Locate every line that holds the string "into" and copy it.

# RECORD LIST
^^^^^^^^^^^^^^^^

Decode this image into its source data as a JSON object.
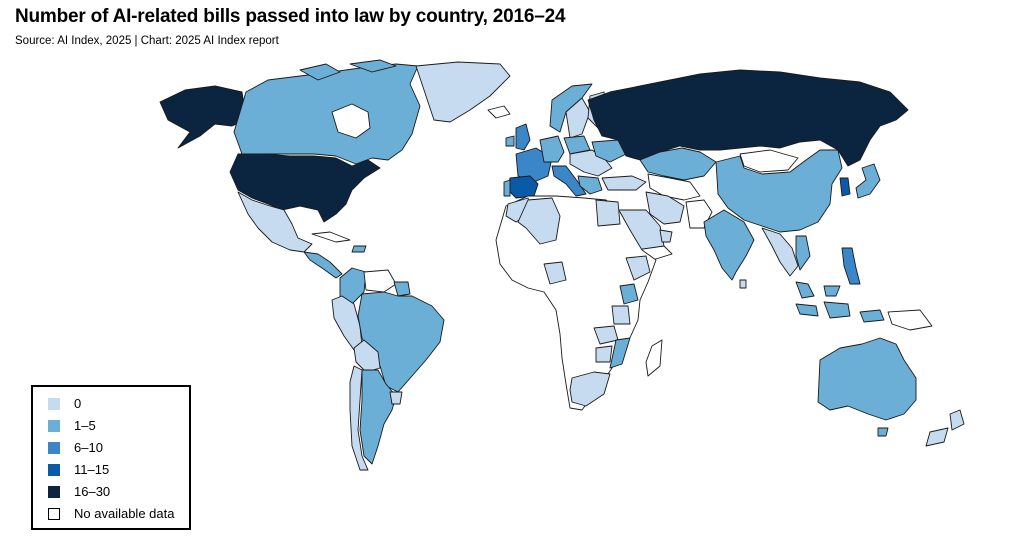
{
  "title": "Number of AI-related bills passed into law by country, 2016–24",
  "source": "Source: AI Index, 2025 | Chart: 2025 AI Index report",
  "colors": {
    "bin_0": "#c6dbef",
    "bin_1_5": "#6baed6",
    "bin_6_10": "#3a86c8",
    "bin_11_15": "#0b5aa8",
    "bin_16_30": "#0b2440",
    "no_data": "#ffffff",
    "border": "#1a1a1a"
  },
  "legend": {
    "items": [
      {
        "label": "0",
        "color": "#c6dbef"
      },
      {
        "label": "1–5",
        "color": "#6baed6"
      },
      {
        "label": "6–10",
        "color": "#3a86c8"
      },
      {
        "label": "11–15",
        "color": "#0b5aa8"
      },
      {
        "label": "16–30",
        "color": "#0b2440"
      },
      {
        "label": "No available data",
        "color": "#ffffff"
      }
    ]
  }
}
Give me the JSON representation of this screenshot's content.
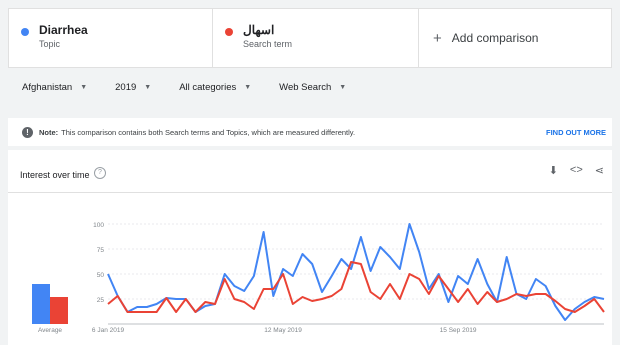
{
  "terms": [
    {
      "name": "Diarrhea",
      "sub": "Topic",
      "color": "#4285f4"
    },
    {
      "name": "اسهال",
      "sub": "Search term",
      "color": "#ea4335"
    }
  ],
  "add_comparison_label": "Add comparison",
  "filters": {
    "region": "Afghanistan",
    "year": "2019",
    "category": "All categories",
    "search_type": "Web Search"
  },
  "note": {
    "bold": "Note:",
    "text": "This comparison contains both Search terms and Topics, which are measured differently.",
    "link": "FIND OUT MORE"
  },
  "panel": {
    "title": "Interest over time",
    "average_label": "Average"
  },
  "chart_data": {
    "type": "line",
    "y_ticks": [
      100,
      75,
      50,
      25
    ],
    "ylim": [
      0,
      100
    ],
    "x_labels": [
      {
        "label": "6 Jan 2019",
        "index": 0
      },
      {
        "label": "12 May 2019",
        "index": 18
      },
      {
        "label": "15 Sep 2019",
        "index": 36
      }
    ],
    "averages": [
      40,
      27
    ],
    "series": [
      {
        "color": "#4285f4",
        "values": [
          50,
          28,
          12,
          17,
          17,
          20,
          26,
          25,
          25,
          12,
          18,
          20,
          50,
          38,
          33,
          48,
          92,
          28,
          55,
          48,
          70,
          60,
          32,
          48,
          65,
          55,
          87,
          53,
          77,
          67,
          55,
          100,
          72,
          35,
          50,
          22,
          48,
          40,
          65,
          40,
          22,
          67,
          30,
          25,
          45,
          38,
          18,
          4,
          15,
          22,
          27,
          25
        ]
      },
      {
        "color": "#ea4335",
        "values": [
          20,
          28,
          12,
          12,
          12,
          12,
          26,
          12,
          25,
          12,
          22,
          20,
          45,
          25,
          22,
          15,
          35,
          35,
          50,
          20,
          27,
          23,
          25,
          28,
          35,
          62,
          60,
          32,
          25,
          40,
          25,
          50,
          45,
          30,
          48,
          35,
          22,
          35,
          20,
          32,
          22,
          25,
          30,
          28,
          30,
          30,
          23,
          15,
          12,
          18,
          25,
          12
        ]
      }
    ]
  }
}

^^^^^^^^^^^^^^^^

# RESPONSE TO THE TASK
Decode this image into its source data as a JSON object.
  "title": "Number of AI-related bills passed into law by country, 2016–24",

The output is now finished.